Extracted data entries
========

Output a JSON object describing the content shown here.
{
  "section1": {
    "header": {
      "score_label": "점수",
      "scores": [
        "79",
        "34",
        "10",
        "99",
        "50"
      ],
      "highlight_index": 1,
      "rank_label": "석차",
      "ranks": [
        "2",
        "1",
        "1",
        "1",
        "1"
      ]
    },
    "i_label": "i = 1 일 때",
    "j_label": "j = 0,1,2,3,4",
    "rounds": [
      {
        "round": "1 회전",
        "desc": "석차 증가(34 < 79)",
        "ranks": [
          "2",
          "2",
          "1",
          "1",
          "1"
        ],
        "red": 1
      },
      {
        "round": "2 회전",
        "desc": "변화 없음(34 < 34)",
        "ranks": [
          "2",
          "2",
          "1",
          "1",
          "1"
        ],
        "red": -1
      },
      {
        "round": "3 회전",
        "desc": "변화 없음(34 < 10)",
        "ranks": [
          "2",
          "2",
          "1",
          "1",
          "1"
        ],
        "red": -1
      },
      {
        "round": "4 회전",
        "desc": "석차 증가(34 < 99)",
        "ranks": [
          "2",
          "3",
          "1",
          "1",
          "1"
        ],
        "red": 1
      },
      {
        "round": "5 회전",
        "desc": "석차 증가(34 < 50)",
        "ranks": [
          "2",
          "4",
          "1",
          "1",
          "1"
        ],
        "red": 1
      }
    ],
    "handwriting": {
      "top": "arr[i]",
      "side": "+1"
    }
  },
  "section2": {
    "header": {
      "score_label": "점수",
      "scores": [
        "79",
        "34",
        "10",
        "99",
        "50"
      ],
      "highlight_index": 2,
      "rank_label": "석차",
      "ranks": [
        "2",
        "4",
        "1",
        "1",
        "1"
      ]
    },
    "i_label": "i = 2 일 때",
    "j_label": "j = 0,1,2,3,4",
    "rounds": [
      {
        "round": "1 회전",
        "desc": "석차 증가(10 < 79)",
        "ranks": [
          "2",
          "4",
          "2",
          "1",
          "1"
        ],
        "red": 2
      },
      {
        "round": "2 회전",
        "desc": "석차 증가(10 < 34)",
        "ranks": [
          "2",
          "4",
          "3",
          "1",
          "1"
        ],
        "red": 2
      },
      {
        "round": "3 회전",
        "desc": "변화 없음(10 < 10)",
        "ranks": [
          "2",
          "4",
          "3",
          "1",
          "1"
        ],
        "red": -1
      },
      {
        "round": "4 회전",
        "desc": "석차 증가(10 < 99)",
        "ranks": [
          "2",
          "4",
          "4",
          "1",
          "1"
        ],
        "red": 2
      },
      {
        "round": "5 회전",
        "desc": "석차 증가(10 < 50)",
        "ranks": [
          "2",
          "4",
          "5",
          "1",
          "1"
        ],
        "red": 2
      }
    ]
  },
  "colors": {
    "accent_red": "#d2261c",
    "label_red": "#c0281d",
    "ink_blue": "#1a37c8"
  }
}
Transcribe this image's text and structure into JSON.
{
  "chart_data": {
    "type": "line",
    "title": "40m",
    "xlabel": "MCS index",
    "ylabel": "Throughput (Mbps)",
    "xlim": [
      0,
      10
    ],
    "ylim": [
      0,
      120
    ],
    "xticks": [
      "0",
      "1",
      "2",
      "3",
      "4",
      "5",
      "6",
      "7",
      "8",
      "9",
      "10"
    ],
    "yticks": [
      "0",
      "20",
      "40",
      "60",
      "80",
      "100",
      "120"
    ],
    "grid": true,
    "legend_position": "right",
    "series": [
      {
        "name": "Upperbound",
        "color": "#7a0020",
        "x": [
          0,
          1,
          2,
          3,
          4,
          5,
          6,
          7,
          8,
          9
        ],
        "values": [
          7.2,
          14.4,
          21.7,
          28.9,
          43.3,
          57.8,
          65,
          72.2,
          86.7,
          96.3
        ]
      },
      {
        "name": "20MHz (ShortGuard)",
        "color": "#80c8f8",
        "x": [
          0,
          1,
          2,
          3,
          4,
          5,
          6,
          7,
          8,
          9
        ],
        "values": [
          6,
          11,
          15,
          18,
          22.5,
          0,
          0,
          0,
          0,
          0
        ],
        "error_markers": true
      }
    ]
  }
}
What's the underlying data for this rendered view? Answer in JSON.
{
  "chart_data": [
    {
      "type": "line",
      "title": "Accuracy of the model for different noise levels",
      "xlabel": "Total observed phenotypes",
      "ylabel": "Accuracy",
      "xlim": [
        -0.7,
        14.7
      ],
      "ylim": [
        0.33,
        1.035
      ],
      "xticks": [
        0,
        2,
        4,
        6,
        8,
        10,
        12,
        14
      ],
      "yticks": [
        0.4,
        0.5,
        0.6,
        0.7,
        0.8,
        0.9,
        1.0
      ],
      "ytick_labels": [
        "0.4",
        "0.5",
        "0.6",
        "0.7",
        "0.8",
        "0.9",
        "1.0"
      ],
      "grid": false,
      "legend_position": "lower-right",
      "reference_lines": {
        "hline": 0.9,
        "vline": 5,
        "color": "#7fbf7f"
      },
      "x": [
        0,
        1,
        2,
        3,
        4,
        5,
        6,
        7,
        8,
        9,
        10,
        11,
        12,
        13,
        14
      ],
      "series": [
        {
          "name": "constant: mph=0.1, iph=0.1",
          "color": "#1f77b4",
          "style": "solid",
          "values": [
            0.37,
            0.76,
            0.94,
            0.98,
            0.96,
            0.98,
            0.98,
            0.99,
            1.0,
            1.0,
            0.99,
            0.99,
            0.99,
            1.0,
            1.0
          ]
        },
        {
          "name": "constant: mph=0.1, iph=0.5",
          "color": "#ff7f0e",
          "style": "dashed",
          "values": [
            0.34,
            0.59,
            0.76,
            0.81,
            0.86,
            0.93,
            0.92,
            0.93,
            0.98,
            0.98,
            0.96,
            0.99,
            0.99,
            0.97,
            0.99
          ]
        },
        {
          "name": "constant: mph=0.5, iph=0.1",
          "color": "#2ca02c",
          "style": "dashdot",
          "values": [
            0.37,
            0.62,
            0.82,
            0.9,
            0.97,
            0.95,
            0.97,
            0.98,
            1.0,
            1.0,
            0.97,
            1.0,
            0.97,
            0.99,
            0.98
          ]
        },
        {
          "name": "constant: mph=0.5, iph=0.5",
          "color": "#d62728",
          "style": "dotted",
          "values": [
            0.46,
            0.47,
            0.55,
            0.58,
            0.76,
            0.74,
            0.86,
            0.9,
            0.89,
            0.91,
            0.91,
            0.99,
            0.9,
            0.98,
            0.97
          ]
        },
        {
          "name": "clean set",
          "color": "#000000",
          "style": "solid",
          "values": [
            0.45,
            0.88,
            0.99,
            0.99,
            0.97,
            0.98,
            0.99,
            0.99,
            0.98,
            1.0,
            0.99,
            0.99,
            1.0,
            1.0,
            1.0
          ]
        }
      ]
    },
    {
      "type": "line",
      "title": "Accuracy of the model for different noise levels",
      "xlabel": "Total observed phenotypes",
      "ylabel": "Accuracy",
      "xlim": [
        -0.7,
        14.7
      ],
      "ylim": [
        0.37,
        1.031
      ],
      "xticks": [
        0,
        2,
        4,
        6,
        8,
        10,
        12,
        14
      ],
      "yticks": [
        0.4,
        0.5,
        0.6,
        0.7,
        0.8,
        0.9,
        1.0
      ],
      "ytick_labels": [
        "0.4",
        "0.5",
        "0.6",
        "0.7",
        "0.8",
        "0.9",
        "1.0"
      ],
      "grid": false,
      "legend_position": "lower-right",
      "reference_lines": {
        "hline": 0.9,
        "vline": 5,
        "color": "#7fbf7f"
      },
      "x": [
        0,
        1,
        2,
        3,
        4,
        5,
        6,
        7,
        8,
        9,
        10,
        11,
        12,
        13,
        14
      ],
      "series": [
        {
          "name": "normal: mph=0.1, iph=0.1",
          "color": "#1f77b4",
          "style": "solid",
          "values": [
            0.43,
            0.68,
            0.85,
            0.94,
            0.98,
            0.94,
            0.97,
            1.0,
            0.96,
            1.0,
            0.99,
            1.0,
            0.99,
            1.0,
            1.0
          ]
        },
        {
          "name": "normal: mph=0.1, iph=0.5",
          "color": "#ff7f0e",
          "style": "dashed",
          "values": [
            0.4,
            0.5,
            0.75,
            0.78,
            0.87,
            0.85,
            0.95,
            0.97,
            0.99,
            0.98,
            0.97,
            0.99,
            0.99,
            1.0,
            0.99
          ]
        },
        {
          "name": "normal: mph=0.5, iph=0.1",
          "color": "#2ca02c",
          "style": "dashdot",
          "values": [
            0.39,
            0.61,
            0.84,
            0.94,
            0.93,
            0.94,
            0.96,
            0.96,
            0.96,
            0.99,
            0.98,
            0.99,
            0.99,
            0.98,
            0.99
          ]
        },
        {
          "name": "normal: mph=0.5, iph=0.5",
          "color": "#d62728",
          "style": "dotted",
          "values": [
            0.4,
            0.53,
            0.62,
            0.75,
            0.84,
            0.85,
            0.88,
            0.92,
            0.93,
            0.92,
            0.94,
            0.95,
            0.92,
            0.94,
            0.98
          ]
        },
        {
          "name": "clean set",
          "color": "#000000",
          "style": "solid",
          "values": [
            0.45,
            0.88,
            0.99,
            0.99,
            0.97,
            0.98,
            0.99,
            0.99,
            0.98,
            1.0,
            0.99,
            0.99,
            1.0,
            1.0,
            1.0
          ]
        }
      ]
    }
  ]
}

========

- **What this task involves**
Identify the lines that contain the string "constant", and copy every one of them.

- **Correct output**
          "name": "constant: mph=0.1, iph=0.1",
          "name": "constant: mph=0.1, iph=0.5",
          "name": "constant: mph=0.5, iph=0.1",
          "name": "constant: mph=0.5, iph=0.5",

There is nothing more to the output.